◆ **The exercise**
Look for the string "Boris" in every line, and copy each line that has it.
• • •
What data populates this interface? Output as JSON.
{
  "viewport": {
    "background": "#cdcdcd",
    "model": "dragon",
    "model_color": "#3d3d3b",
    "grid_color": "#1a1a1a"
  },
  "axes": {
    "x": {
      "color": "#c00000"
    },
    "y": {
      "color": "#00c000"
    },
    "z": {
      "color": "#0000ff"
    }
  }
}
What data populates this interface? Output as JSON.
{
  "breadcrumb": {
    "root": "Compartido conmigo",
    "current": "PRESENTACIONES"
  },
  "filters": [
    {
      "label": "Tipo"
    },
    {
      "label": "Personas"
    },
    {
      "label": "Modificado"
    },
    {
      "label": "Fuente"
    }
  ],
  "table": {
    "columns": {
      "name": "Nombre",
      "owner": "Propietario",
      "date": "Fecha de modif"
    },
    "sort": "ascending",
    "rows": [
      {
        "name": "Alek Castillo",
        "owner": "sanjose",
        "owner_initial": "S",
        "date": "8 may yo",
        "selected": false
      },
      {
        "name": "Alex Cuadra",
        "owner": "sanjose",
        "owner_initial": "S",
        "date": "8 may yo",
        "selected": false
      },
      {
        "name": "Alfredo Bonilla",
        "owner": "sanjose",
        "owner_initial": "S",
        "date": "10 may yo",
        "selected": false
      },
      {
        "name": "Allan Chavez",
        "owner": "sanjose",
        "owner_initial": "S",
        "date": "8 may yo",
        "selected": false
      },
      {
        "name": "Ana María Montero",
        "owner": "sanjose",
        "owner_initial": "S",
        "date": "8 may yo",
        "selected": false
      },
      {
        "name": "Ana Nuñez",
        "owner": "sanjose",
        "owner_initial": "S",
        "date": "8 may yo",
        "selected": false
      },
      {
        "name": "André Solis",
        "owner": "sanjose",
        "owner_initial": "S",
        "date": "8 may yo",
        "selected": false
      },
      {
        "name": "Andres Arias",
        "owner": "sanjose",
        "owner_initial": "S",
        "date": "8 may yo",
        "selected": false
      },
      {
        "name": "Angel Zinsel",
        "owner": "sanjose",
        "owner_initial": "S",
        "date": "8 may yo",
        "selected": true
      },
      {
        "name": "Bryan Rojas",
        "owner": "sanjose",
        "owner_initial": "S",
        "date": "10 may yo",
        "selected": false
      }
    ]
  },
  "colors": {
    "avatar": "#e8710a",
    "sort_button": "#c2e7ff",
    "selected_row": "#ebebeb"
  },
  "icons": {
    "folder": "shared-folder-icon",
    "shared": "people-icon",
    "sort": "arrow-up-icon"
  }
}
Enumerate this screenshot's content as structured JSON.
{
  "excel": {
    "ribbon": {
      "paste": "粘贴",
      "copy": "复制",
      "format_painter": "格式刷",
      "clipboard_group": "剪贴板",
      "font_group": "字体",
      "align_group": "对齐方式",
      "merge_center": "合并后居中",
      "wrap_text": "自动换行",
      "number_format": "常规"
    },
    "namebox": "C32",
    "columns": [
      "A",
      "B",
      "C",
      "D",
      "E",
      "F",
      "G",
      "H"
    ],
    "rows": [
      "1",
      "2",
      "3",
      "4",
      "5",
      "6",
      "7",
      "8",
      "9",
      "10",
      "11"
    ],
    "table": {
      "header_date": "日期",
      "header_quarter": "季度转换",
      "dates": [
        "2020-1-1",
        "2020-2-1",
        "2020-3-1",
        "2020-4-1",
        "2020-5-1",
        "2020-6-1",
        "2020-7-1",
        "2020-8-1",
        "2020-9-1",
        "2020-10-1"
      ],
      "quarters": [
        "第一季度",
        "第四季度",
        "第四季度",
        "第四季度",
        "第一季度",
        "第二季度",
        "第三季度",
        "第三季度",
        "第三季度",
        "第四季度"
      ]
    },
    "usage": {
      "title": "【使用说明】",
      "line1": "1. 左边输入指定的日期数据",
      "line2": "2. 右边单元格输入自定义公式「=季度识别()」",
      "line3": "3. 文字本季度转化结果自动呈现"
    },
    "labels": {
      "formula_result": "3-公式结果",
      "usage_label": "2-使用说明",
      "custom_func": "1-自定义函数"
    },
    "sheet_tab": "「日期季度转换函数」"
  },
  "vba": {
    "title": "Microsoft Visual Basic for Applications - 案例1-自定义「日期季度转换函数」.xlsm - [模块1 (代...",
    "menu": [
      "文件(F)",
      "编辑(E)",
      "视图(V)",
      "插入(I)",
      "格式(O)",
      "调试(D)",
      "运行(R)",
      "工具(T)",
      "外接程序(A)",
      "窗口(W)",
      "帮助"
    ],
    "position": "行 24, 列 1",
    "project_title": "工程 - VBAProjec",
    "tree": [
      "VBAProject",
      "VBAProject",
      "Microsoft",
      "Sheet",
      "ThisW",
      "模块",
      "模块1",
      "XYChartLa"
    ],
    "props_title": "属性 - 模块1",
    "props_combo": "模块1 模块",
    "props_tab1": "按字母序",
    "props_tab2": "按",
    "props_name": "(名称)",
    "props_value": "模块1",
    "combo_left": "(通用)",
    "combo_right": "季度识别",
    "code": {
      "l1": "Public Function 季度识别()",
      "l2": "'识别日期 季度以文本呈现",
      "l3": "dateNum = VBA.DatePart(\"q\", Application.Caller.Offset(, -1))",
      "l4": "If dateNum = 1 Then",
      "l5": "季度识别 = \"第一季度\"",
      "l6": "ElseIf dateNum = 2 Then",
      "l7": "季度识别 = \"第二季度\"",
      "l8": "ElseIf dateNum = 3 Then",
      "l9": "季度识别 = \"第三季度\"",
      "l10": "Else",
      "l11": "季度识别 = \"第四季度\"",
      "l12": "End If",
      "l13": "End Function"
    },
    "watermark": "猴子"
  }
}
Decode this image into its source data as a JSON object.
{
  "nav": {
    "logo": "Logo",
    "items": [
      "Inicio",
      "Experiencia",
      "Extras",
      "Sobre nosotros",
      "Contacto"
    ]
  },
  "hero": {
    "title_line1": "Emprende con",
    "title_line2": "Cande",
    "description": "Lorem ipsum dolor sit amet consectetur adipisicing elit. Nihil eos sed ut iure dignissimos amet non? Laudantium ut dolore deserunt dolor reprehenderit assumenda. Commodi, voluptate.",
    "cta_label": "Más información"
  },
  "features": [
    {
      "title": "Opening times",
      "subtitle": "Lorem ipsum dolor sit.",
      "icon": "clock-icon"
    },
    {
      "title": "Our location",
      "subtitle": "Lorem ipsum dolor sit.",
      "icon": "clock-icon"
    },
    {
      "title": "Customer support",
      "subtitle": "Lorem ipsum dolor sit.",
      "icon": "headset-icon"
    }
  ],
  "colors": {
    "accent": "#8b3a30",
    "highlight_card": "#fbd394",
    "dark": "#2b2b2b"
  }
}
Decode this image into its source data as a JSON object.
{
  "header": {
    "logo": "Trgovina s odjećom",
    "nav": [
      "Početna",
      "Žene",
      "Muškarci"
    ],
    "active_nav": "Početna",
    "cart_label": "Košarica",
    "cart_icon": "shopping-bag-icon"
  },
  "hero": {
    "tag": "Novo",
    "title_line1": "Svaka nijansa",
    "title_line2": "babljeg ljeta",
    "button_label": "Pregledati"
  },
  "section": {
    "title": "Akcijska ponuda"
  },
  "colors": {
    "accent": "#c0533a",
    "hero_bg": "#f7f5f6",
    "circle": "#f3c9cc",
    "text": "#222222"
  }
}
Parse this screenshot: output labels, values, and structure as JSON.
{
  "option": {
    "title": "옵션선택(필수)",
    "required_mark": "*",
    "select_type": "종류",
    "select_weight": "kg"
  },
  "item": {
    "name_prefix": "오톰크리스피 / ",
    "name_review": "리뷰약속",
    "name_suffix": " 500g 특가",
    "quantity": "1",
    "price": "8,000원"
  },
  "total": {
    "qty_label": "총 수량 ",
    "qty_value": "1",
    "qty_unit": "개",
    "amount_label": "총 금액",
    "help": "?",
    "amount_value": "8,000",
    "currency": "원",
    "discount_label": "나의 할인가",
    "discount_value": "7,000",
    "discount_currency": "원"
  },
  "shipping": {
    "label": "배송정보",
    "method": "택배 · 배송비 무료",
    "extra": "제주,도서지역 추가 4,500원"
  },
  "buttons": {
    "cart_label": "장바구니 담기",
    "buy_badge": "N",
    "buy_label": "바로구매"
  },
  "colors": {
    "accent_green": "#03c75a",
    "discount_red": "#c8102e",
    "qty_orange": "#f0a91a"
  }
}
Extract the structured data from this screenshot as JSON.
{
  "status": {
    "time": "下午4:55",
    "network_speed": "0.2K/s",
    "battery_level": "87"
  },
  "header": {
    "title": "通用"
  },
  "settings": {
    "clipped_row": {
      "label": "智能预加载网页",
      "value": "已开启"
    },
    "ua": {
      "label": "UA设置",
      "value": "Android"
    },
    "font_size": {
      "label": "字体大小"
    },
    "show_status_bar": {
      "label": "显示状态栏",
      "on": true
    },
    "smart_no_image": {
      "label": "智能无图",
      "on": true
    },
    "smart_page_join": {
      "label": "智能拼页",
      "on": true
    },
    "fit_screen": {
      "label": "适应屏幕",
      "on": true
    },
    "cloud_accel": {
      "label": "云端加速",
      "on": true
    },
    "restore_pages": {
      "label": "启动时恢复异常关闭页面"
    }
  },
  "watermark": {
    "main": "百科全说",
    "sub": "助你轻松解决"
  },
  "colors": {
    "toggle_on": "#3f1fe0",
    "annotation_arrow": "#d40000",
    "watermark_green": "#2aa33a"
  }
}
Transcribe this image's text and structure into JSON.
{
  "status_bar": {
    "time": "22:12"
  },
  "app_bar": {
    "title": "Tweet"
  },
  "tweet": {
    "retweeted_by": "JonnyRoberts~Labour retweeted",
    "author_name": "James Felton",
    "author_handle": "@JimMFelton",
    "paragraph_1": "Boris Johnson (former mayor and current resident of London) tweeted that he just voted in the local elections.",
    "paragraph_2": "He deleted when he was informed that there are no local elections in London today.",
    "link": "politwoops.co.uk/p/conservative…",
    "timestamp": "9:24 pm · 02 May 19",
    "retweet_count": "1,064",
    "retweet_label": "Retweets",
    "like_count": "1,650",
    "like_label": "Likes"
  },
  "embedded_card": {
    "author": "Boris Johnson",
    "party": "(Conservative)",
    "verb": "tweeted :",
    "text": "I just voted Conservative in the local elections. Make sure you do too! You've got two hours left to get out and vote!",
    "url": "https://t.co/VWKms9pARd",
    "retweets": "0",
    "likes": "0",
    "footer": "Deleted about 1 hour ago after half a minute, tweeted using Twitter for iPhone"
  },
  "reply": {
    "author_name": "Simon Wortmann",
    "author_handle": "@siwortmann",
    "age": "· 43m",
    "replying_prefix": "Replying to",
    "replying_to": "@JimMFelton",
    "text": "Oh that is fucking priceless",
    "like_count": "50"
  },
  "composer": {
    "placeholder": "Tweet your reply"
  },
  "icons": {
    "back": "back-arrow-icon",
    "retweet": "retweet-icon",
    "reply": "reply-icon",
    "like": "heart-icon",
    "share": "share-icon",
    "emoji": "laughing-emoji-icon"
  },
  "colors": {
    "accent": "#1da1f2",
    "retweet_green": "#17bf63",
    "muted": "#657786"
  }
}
• • •
◆ **Output below**
    "paragraph_1": "Boris Johnson (former mayor and current resident of London) tweeted that he just voted in the local elections.",
    "author": "Boris Johnson",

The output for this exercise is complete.